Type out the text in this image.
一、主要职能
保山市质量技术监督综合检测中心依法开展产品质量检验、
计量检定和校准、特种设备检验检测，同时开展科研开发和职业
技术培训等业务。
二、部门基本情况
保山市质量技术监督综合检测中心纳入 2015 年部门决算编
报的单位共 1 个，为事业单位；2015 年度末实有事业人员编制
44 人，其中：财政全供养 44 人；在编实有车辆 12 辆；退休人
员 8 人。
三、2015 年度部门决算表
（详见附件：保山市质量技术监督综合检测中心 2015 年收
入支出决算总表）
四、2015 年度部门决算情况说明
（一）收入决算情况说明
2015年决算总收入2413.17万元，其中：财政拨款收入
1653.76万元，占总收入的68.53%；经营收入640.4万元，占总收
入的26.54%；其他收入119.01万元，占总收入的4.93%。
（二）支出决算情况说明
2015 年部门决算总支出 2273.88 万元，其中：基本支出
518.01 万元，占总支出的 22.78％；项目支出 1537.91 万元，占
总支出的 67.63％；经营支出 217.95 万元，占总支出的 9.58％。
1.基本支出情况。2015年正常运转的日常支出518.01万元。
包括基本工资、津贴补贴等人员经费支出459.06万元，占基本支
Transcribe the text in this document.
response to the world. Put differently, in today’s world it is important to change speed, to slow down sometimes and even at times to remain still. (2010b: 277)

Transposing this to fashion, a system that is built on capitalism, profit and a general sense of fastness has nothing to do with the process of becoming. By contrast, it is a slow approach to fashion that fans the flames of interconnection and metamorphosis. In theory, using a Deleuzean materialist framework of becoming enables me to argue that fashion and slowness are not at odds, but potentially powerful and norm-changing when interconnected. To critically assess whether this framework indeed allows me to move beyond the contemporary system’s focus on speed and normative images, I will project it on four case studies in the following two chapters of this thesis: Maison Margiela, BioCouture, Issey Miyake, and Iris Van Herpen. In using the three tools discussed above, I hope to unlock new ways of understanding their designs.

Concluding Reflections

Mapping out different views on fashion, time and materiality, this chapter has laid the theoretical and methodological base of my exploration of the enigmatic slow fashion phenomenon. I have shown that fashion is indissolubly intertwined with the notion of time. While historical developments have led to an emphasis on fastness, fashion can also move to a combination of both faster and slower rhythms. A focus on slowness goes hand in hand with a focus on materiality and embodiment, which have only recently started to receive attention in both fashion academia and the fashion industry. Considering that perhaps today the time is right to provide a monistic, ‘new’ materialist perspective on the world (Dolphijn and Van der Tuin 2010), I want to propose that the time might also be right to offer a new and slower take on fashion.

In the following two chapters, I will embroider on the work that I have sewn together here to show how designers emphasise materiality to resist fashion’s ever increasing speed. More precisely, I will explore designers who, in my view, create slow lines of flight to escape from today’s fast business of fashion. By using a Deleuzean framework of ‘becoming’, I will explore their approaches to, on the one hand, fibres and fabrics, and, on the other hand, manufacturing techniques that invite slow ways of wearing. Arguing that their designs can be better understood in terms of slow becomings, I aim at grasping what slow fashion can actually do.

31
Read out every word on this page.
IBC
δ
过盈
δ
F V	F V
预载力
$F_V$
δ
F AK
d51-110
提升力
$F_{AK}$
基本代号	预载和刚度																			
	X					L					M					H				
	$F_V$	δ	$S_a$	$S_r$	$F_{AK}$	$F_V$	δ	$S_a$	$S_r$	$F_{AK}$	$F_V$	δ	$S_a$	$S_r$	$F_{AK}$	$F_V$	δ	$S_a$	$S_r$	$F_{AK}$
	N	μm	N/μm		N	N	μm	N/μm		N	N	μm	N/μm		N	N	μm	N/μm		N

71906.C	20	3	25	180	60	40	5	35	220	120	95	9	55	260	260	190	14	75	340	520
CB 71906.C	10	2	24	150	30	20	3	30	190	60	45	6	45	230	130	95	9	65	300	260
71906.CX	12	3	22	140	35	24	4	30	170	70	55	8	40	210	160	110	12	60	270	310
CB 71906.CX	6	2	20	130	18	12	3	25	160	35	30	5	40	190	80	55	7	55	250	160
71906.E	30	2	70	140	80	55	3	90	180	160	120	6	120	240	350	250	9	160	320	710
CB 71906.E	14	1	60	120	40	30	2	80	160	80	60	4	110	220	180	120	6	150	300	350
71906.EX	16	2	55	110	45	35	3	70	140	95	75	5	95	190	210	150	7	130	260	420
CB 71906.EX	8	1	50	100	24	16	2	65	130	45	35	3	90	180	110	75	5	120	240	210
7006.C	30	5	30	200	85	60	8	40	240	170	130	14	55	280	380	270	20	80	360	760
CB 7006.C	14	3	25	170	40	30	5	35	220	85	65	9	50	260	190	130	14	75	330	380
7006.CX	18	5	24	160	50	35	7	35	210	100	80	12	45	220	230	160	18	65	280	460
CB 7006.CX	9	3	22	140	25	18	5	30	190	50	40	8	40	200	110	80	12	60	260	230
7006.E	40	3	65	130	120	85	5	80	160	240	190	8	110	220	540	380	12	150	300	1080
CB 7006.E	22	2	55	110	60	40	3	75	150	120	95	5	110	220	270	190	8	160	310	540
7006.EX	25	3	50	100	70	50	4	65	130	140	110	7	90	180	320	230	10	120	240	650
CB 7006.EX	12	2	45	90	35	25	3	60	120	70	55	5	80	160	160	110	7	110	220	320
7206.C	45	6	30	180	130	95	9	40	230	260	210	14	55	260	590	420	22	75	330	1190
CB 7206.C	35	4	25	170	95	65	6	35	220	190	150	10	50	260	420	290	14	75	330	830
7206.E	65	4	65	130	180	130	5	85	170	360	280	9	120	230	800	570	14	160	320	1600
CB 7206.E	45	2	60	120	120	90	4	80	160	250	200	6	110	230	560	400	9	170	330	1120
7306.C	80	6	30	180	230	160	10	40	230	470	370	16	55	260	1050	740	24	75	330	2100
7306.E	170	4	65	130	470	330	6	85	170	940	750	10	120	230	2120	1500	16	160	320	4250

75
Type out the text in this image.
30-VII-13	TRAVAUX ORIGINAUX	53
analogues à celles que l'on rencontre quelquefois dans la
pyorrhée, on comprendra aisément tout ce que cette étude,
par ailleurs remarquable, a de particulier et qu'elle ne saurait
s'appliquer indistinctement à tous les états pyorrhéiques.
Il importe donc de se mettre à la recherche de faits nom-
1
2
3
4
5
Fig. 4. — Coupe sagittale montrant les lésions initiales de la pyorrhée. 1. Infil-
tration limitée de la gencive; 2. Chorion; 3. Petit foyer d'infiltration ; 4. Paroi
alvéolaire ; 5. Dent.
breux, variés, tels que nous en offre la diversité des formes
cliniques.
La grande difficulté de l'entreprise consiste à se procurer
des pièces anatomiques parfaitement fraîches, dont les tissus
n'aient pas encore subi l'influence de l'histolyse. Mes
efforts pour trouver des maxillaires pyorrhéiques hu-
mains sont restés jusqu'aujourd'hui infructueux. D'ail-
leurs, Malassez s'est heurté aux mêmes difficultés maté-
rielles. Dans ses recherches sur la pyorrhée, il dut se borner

• GOAL
Copy every line that includes the string "world" from the material above.

• SOLUTION TO THE PROBLEM
response to the world. Put differently, in today’s world it is important to change speed, to slow down sometimes and even at times to remain still. (2010b: 277)
Mapping out different views on fashion, time and materiality, this chapter has laid the theoretical and methodological base of my exploration of the enigmatic slow fashion phenomenon. I have shown that fashion is indissolubly intertwined with the notion of time. While historical developments have led to an emphasis on fastness, fashion can also move to a combination of both faster and slower rhythms. A focus on slowness goes hand in hand with a focus on materiality and embodiment, which have only recently started to receive attention in both fashion academia and the fashion industry. Considering that perhaps today the time is right to provide a monistic, ‘new’ materialist perspective on the world (Dolphijn and Van der Tuin 2010), I want to propose that the time might also be right to offer a new and slower take on fashion.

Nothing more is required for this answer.